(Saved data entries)
▼

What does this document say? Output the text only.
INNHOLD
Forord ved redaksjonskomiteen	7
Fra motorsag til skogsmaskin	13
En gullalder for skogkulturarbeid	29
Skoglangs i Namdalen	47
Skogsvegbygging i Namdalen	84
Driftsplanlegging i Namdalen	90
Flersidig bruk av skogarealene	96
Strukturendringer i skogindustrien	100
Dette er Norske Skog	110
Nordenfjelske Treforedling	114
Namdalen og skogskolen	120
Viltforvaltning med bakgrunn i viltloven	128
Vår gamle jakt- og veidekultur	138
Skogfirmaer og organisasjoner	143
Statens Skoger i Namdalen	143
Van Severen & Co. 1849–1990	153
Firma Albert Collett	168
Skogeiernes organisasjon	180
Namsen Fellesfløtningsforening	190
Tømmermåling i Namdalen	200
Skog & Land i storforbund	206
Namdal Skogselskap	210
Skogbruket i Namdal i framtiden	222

▲

## INSTRUCTIONS TO FOLLOW
Would you write down every record again, exactly?

## REPLY TO THE TASK
What does this document say? Output the text only.
INNHOLD
Forord ved redaksjonskomiteen	7
Fra motorsag til skogsmaskin	13
En gullalder for skogkulturarbeid	29
Skoglangs i Namdalen	47
Skogsvegbygging i Namdalen	84
Driftsplanlegging i Namdalen	90
Flersidig bruk av skogarealene	96
Strukturendringer i skogindustrien	100
Dette er Norske Skog	110
Nordenfjelske Treforedling	114
Namdalen og skogskolen	120
Viltforvaltning med bakgrunn i viltloven	128
Vår gamle jakt- og veidekultur	138
Skogfirmaer og organisasjoner	143
Statens Skoger i Namdalen	143
Van Severen & Co. 1849–1990	153
Firma Albert Collett	168
Skogeiernes organisasjon	180
Namsen Fellesfløtningsforening	190
Tømmermåling i Namdalen	200
Skog & Land i storforbund	206
Namdal Skogselskap	210
Skogbruket i Namdal i framtiden	222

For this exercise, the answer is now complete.